* _What to work on_:
Collect all lines containing the word "Fuhlsbüttelerstr" from the data.
— Start Task data —
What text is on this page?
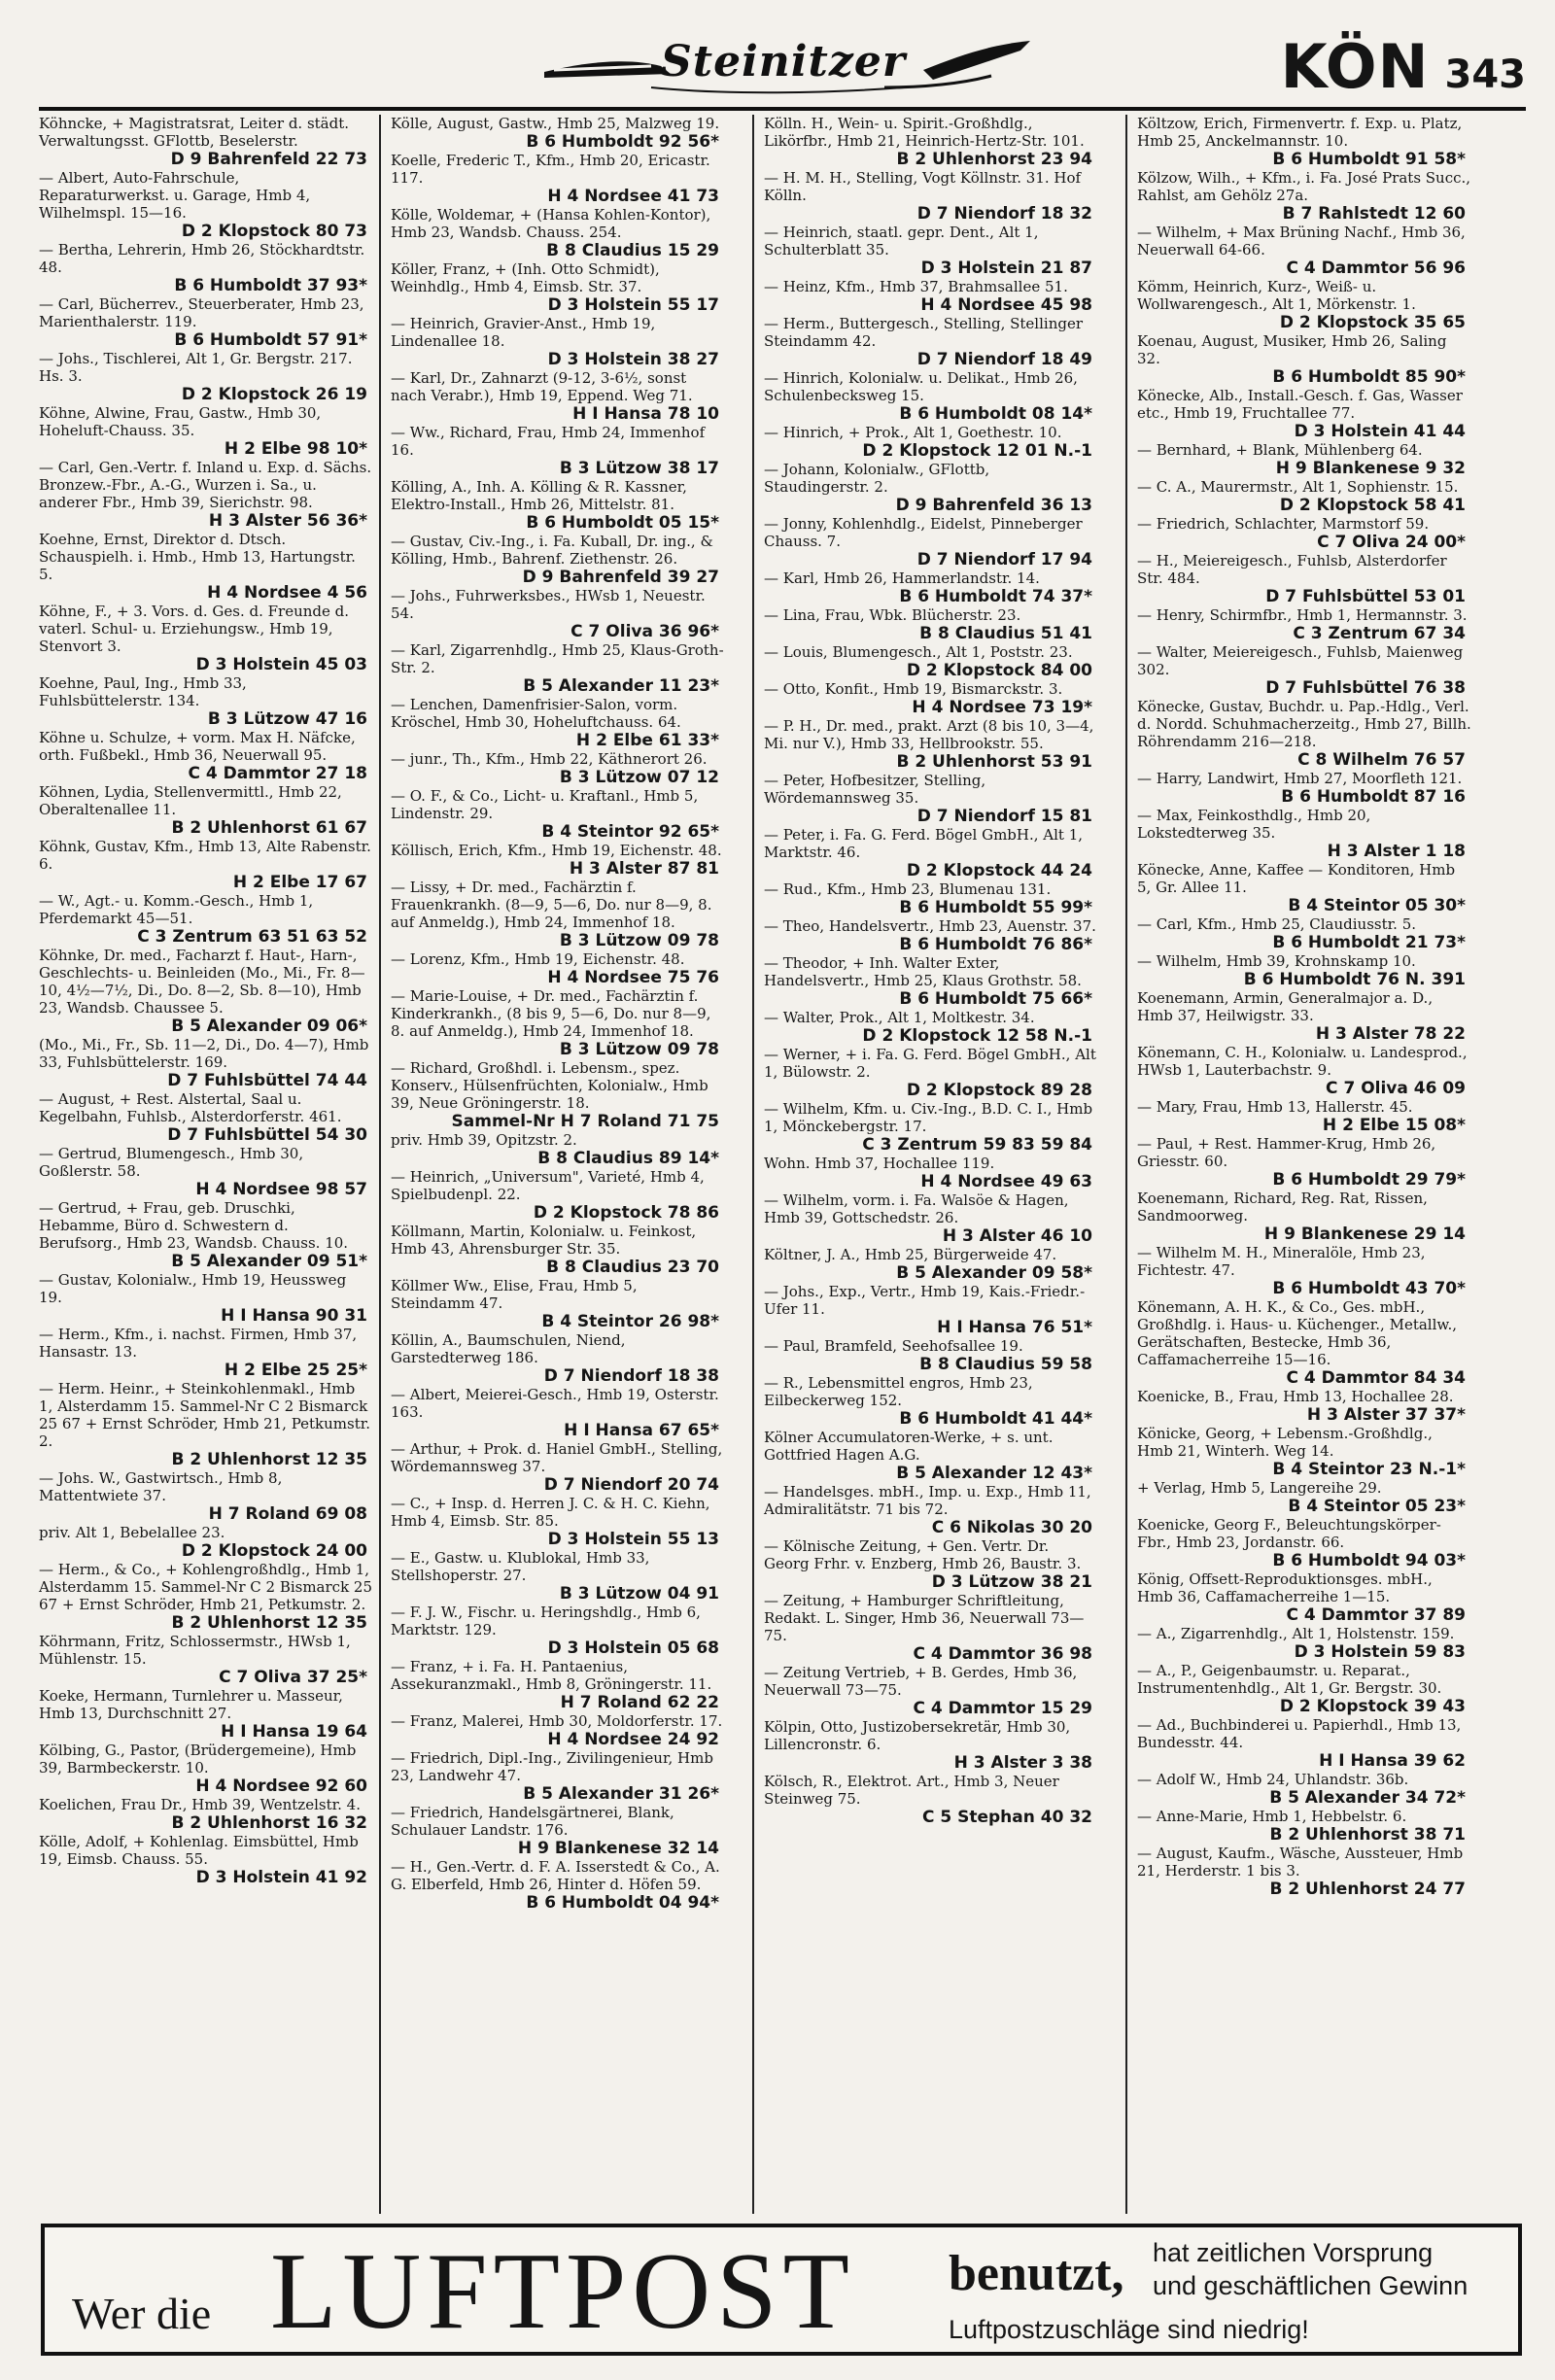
Steinitzer	KÖN 343
Köhncke, + Magistratsrat, Leiter d. städt. Verwaltungsst. GFlottb, Beselerstr.
D 9 Bahrenfeld 22 73
— Albert, Auto-Fahrschule, Reparaturwerkst. u. Garage, Hmb 4, Wilhelmspl. 15—16.
D 2 Klopstock 80 73
— Bertha, Lehrerin, Hmb 26, Stöckhardtstr. 48.
B 6 Humboldt 37 93*
— Carl, Bücherrev., Steuerberater, Hmb 23, Marienthalerstr. 119.
B 6 Humboldt 57 91*
— Johs., Tischlerei, Alt 1, Gr. Bergstr. 217. Hs. 3.
D 2 Klopstock 26 19
Köhne, Alwine, Frau, Gastw., Hmb 30, Hoheluft-Chauss. 35.
H 2 Elbe 98 10*
— Carl, Gen.-Vertr. f. Inland u. Exp. d. Sächs. Bronzew.-Fbr., A.-G., Wurzen i. Sa., u. anderer Fbr., Hmb 39, Sierichstr. 98.
H 3 Alster 56 36*
Koehne, Ernst, Direktor d. Dtsch. Schauspielh. i. Hmb., Hmb 13, Hartungstr. 5.
H 4 Nordsee 4 56
Köhne, F., + 3. Vors. d. Ges. d. Freunde d. vaterl. Schul- u. Erziehungsw., Hmb 19, Stenvort 3.
D 3 Holstein 45 03
Koehne, Paul, Ing., Hmb 33, Fuhlsbüttelerstr. 134.
B 3 Lützow 47 16
Köhne u. Schulze, + vorm. Max H. Näfcke, orth. Fußbekl., Hmb 36, Neuerwall 95.
C 4 Dammtor 27 18
Köhnen, Lydia, Stellenvermittl., Hmb 22, Oberaltenallee 11.
B 2 Uhlenhorst 61 67
Köhnk, Gustav, Kfm., Hmb 13, Alte Rabenstr. 6.
H 2 Elbe 17 67
— W., Agt.- u. Komm.-Gesch., Hmb 1, Pferdemarkt 45—51.
C 3 Zentrum 63 51 63 52
Köhnke, Dr. med., Facharzt f. Haut-, Harn-, Geschlechts- u. Beinleiden (Mo., Mi., Fr. 8—10, 4½—7½, Di., Do. 8—2, Sb. 8—10), Hmb 23, Wandsb. Chaussee 5.
B 5 Alexander 09 06*
(Mo., Mi., Fr., Sb. 11—2, Di., Do. 4—7), Hmb 33, Fuhlsbüttelerstr. 169.
D 7 Fuhlsbüttel 74 44
— August, + Rest. Alstertal, Saal u. Kegelbahn, Fuhlsb., Alsterdorferstr. 461.
D 7 Fuhlsbüttel 54 30
— Gertrud, Blumengesch., Hmb 30, Goßlerstr. 58.
H 4 Nordsee 98 57
— Gertrud, + Frau, geb. Druschki, Hebamme, Büro d. Schwestern d. Berufsorg., Hmb 23, Wandsb. Chauss. 10.
B 5 Alexander 09 51*
— Gustav, Kolonialw., Hmb 19, Heussweg 19.
H I Hansa 90 31
— Herm., Kfm., i. nachst. Firmen, Hmb 37, Hansastr. 13.
H 2 Elbe 25 25*
— Herm. Heinr., + Steinkohlenmakl., Hmb 1, Alsterdamm 15. Sammel-Nr C 2 Bismarck 25 67 + Ernst Schröder, Hmb 21, Petkumstr. 2.
B 2 Uhlenhorst 12 35
— Johs. W., Gastwirtsch., Hmb 8, Mattentwiete 37.
H 7 Roland 69 08
priv. Alt 1, Bebelallee 23.
D 2 Klopstock 24 00
— Herm., & Co., + Kohlengroßhdlg., Hmb 1, Alsterdamm 15. Sammel-Nr C 2 Bismarck 25 67 + Ernst Schröder, Hmb 21, Petkumstr. 2.
B 2 Uhlenhorst 12 35
Köhrmann, Fritz, Schlossermstr., HWsb 1, Mühlenstr. 15.
C 7 Oliva 37 25*
Koeke, Hermann, Turnlehrer u. Masseur, Hmb 13, Durchschnitt 27.
H I Hansa 19 64
Kölbing, G., Pastor, (Brüdergemeine), Hmb 39, Barmbeckerstr. 10.
H 4 Nordsee 92 60
Koelichen, Frau Dr., Hmb 39, Wentzelstr. 4.
B 2 Uhlenhorst 16 32
Kölle, Adolf, + Kohlenlag. Eimsbüttel, Hmb 19, Eimsb. Chauss. 55.
D 3 Holstein 41 92
Kölle, August, Gastw., Hmb 25, Malzweg 19.
B 6 Humboldt 92 56*
Koelle, Frederic T., Kfm., Hmb 20, Ericastr. 117.
H 4 Nordsee 41 73
Kölle, Woldemar, + (Hansa Kohlen-Kontor), Hmb 23, Wandsb. Chauss. 254.
B 8 Claudius 15 29
Köller, Franz, + (Inh. Otto Schmidt), Weinhdlg., Hmb 4, Eimsb. Str. 37.
D 3 Holstein 55 17
— Heinrich, Gravier-Anst., Hmb 19, Lindenallee 18.
D 3 Holstein 38 27
— Karl, Dr., Zahnarzt (9-12, 3-6½, sonst nach Verabr.), Hmb 19, Eppend. Weg 71.
H I Hansa 78 10
— Ww., Richard, Frau, Hmb 24, Immenhof 16.
B 3 Lützow 38 17
Kölling, A., Inh. A. Kölling & R. Kassner, Elektro-Install., Hmb 26, Mittelstr. 81.
B 6 Humboldt 05 15*
— Gustav, Civ.-Ing., i. Fa. Kuball, Dr. ing., & Kölling, Hmb., Bahrenf. Ziethenstr. 26.
D 9 Bahrenfeld 39 27
— Johs., Fuhrwerksbes., HWsb 1, Neuestr. 54.
C 7 Oliva 36 96*
— Karl, Zigarrenhdlg., Hmb 25, Klaus-Groth-Str. 2.
B 5 Alexander 11 23*
— Lenchen, Damenfrisier-Salon, vorm. Kröschel, Hmb 30, Hoheluftchauss. 64.
H 2 Elbe 61 33*
— junr., Th., Kfm., Hmb 22, Käthnerort 26.
B 3 Lützow 07 12
— O. F., & Co., Licht- u. Kraftanl., Hmb 5, Lindenstr. 29.
B 4 Steintor 92 65*
Köllisch, Erich, Kfm., Hmb 19, Eichenstr. 48.
H 3 Alster 87 81
— Lissy, + Dr. med., Fachärztin f. Frauenkrankh. (8—9, 5—6, Do. nur 8—9, 8. auf Anmeldg.), Hmb 24, Immenhof 18.
B 3 Lützow 09 78
— Lorenz, Kfm., Hmb 19, Eichenstr. 48.
H 4 Nordsee 75 76
— Marie-Louise, + Dr. med., Fachärztin f. Kinderkrankh., (8 bis 9, 5—6, Do. nur 8—9, 8. auf Anmeldg.), Hmb 24, Immenhof 18.
B 3 Lützow 09 78
— Richard, Großhdl. i. Lebensm., spez. Konserv., Hülsenfrüchten, Kolonialw., Hmb 39, Neue Gröningerstr. 18.
Sammel-Nr H 7 Roland 71 75
priv. Hmb 39, Opitzstr. 2.
B 8 Claudius 89 14*
— Heinrich, „Universum", Varieté, Hmb 4, Spielbudenpl. 22.
D 2 Klopstock 78 86
Köllmann, Martin, Kolonialw. u. Feinkost, Hmb 43, Ahrensburger Str. 35.
B 8 Claudius 23 70
Köllmer Ww., Elise, Frau, Hmb 5, Steindamm 47.
B 4 Steintor 26 98*
Köllin, A., Baumschulen, Niend, Garstedterweg 186.
D 7 Niendorf 18 38
— Albert, Meierei-Gesch., Hmb 19, Osterstr. 163.
H I Hansa 67 65*
— Arthur, + Prok. d. Haniel GmbH., Stelling, Wördemannsweg 37.
D 7 Niendorf 20 74
— C., + Insp. d. Herren J. C. & H. C. Kiehn, Hmb 4, Eimsb. Str. 85.
D 3 Holstein 55 13
— E., Gastw. u. Klublokal, Hmb 33, Stellshoperstr. 27.
B 3 Lützow 04 91
— F. J. W., Fischr. u. Heringshdlg., Hmb 6, Marktstr. 129.
D 3 Holstein 05 68
— Franz, + i. Fa. H. Pantaenius, Assekuranzmakl., Hmb 8, Gröningerstr. 11.
H 7 Roland 62 22
— Franz, Malerei, Hmb 30, Moldorferstr. 17.
H 4 Nordsee 24 92
— Friedrich, Dipl.-Ing., Zivilingenieur, Hmb 23, Landwehr 47.
B 5 Alexander 31 26*
— Friedrich, Handelsgärtnerei, Blank, Schulauer Landstr. 176.
H 9 Blankenese 32 14
— H., Gen.-Vertr. d. F. A. Isserstedt & Co., A. G. Elberfeld, Hmb 26, Hinter d. Höfen 59.
B 6 Humboldt 04 94*
Kölln. H., Wein- u. Spirit.-Großhdlg., Likörfbr., Hmb 21, Heinrich-Hertz-Str. 101.
B 2 Uhlenhorst 23 94
— H. M. H., Stelling, Vogt Köllnstr. 31. Hof Kölln.
D 7 Niendorf 18 32
— Heinrich, staatl. gepr. Dent., Alt 1, Schulterblatt 35.
D 3 Holstein 21 87
— Heinz, Kfm., Hmb 37, Brahmsallee 51.
H 4 Nordsee 45 98
— Herm., Buttergesch., Stelling, Stellinger Steindamm 42.
D 7 Niendorf 18 49
— Hinrich, Kolonialw. u. Delikat., Hmb 26, Schulenbecksweg 15.
B 6 Humboldt 08 14*
— Hinrich, + Prok., Alt 1, Goethestr. 10.
D 2 Klopstock 12 01 N.-1
— Johann, Kolonialw., GFlottb, Staudingerstr. 2.
D 9 Bahrenfeld 36 13
— Jonny, Kohlenhdlg., Eidelst, Pinneberger Chauss. 7.
D 7 Niendorf 17 94
— Karl, Hmb 26, Hammerlandstr. 14.
B 6 Humboldt 74 37*
— Lina, Frau, Wbk. Blücherstr. 23.
B 8 Claudius 51 41
— Louis, Blumengesch., Alt 1, Poststr. 23.
D 2 Klopstock 84 00
— Otto, Konfit., Hmb 19, Bismarckstr. 3.
H 4 Nordsee 73 19*
— P. H., Dr. med., prakt. Arzt (8 bis 10, 3—4, Mi. nur V.), Hmb 33, Hellbrookstr. 55.
B 2 Uhlenhorst 53 91
— Peter, Hofbesitzer, Stelling, Wördemannsweg 35.
D 7 Niendorf 15 81
— Peter, i. Fa. G. Ferd. Bögel GmbH., Alt 1, Marktstr. 46.
D 2 Klopstock 44 24
— Rud., Kfm., Hmb 23, Blumenau 131.
B 6 Humboldt 55 99*
— Theo, Handelsvertr., Hmb 23, Auenstr. 37.
B 6 Humboldt 76 86*
— Theodor, + Inh. Walter Exter, Handelsvertr., Hmb 25, Klaus Grothstr. 58.
B 6 Humboldt 75 66*
— Walter, Prok., Alt 1, Moltkestr. 34.
D 2 Klopstock 12 58 N.-1
— Werner, + i. Fa. G. Ferd. Bögel GmbH., Alt 1, Bülowstr. 2.
D 2 Klopstock 89 28
— Wilhelm, Kfm. u. Civ.-Ing., B.D. C. I., Hmb 1, Mönckebergstr. 17.
C 3 Zentrum 59 83 59 84
Wohn. Hmb 37, Hochallee 119.
H 4 Nordsee 49 63
— Wilhelm, vorm. i. Fa. Walsöe & Hagen, Hmb 39, Gottschedstr. 26.
H 3 Alster 46 10
Költner, J. A., Hmb 25, Bürgerweide 47.
B 5 Alexander 09 58*
— Johs., Exp., Vertr., Hmb 19, Kais.-Friedr.-Ufer 11.
H I Hansa 76 51*
— Paul, Bramfeld, Seehofsallee 19.
B 8 Claudius 59 58
— R., Lebensmittel engros, Hmb 23, Eilbeckerweg 152.
B 6 Humboldt 41 44*
Kölner Accumulatoren-Werke, + s. unt. Gottfried Hagen A.G.
B 5 Alexander 12 43*
— Handelsges. mbH., Imp. u. Exp., Hmb 11, Admiralitätstr. 71 bis 72.
C 6 Nikolas 30 20
— Kölnische Zeitung, + Gen. Vertr. Dr. Georg Frhr. v. Enzberg, Hmb 26, Baustr. 3.
D 3 Lützow 38 21
— Zeitung, + Hamburger Schriftleitung, Redakt. L. Singer, Hmb 36, Neuerwall 73—75.
C 4 Dammtor 36 98
— Zeitung Vertrieb, + B. Gerdes, Hmb 36, Neuerwall 73—75.
C 4 Dammtor 15 29
Kölpin, Otto, Justizobersekretär, Hmb 30, Lillencronstr. 6.
H 3 Alster 3 38
Kölsch, R., Elektrot. Art., Hmb 3, Neuer Steinweg 75.
C 5 Stephan 40 32
Költzow, Erich, Firmenvertr. f. Exp. u. Platz, Hmb 25, Anckelmannstr. 10.
B 6 Humboldt 91 58*
Kölzow, Wilh., + Kfm., i. Fa. José Prats Succ., Rahlst, am Gehölz 27a.
B 7 Rahlstedt 12 60
— Wilhelm, + Max Brüning Nachf., Hmb 36, Neuerwall 64-66.
C 4 Dammtor 56 96
Kömm, Heinrich, Kurz-, Weiß- u. Wollwarengesch., Alt 1, Mörkenstr. 1.
D 2 Klopstock 35 65
Koenau, August, Musiker, Hmb 26, Saling 32.
B 6 Humboldt 85 90*
Könecke, Alb., Install.-Gesch. f. Gas, Wasser etc., Hmb 19, Fruchtallee 77.
D 3 Holstein 41 44
— Bernhard, + Blank, Mühlenberg 64.
H 9 Blankenese 9 32
— C. A., Maurermstr., Alt 1, Sophienstr. 15.
D 2 Klopstock 58 41
— Friedrich, Schlachter, Marmstorf 59.
C 7 Oliva 24 00*
— H., Meiereigesch., Fuhlsb, Alsterdorfer Str. 484.
D 7 Fuhlsbüttel 53 01
— Henry, Schirmfbr., Hmb 1, Hermannstr. 3.
C 3 Zentrum 67 34
— Walter, Meiereigesch., Fuhlsb, Maienweg 302.
D 7 Fuhlsbüttel 76 38
Könecke, Gustav, Buchdr. u. Pap.-Hdlg., Verl. d. Nordd. Schuhmacherzeitg., Hmb 27, Billh. Röhrendamm 216—218.
C 8 Wilhelm 76 57
— Harry, Landwirt, Hmb 27, Moorfleth 121.
B 6 Humboldt 87 16
— Max, Feinkosthdlg., Hmb 20, Lokstedterweg 35.
H 3 Alster 1 18
Könecke, Anne, Kaffee — Konditoren, Hmb 5, Gr. Allee 11.
B 4 Steintor 05 30*
— Carl, Kfm., Hmb 25, Claudiusstr. 5.
B 6 Humboldt 21 73*
— Wilhelm, Hmb 39, Krohnskamp 10.
B 6 Humboldt 76 N. 391
Koenemann, Armin, Generalmajor a. D., Hmb 37, Heilwigstr. 33.
H 3 Alster 78 22
Könemann, C. H., Kolonialw. u. Landesprod., HWsb 1, Lauterbachstr. 9.
C 7 Oliva 46 09
— Mary, Frau, Hmb 13, Hallerstr. 45.
H 2 Elbe 15 08*
— Paul, + Rest. Hammer-Krug, Hmb 26, Griesstr. 60.
B 6 Humboldt 29 79*
Koenemann, Richard, Reg. Rat, Rissen, Sandmoorweg.
H 9 Blankenese 29 14
— Wilhelm M. H., Mineralöle, Hmb 23, Fichtestr. 47.
B 6 Humboldt 43 70*
Könemann, A. H. K., & Co., Ges. mbH., Großhdlg. i. Haus- u. Küchenger., Metallw., Gerätschaften, Bestecke, Hmb 36, Caffamacherreihe 15—16.
C 4 Dammtor 84 34
Koenicke, B., Frau, Hmb 13, Hochallee 28.
H 3 Alster 37 37*
Könicke, Georg, + Lebensm.-Großhdlg., Hmb 21, Winterh. Weg 14.
B 4 Steintor 23 N.-1*
+ Verlag, Hmb 5, Langereihe 29.
B 4 Steintor 05 23*
Koenicke, Georg F., Beleuchtungskörper-Fbr., Hmb 23, Jordanstr. 66.
B 6 Humboldt 94 03*
König, Offsett-Reproduktionsges. mbH., Hmb 36, Caffamacherreihe 1—15.
C 4 Dammtor 37 89
— A., Zigarrenhdlg., Alt 1, Holstenstr. 159.
D 3 Holstein 59 83
— A., P., Geigenbaumstr. u. Reparat., Instrumentenhdlg., Alt 1, Gr. Bergstr. 30.
D 2 Klopstock 39 43
— Ad., Buchbinderei u. Papierhdl., Hmb 13, Bundesstr. 44.
H I Hansa 39 62
— Adolf W., Hmb 24, Uhlandstr. 36b.
B 5 Alexander 34 72*
— Anne-Marie, Hmb 1, Hebbelstr. 6.
B 2 Uhlenhorst 38 71
— August, Kaufm., Wäsche, Aussteuer, Hmb 21, Herderstr. 1 bis 3.
B 2 Uhlenhorst 24 77
Wer die LUFTPOST benutzt, hat zeitlichen Vorsprung
und geschäftlichen Gewinn
Luftpostzuschläge sind niedrig!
— End Task data —
* _Result of this task_:
Koehne, Paul, Ing., Hmb 33, Fuhlsbüttelerstr. 134.
(Mo., Mi., Fr., Sb. 11—2, Di., Do. 4—7), Hmb 33, Fuhlsbüttelerstr. 169.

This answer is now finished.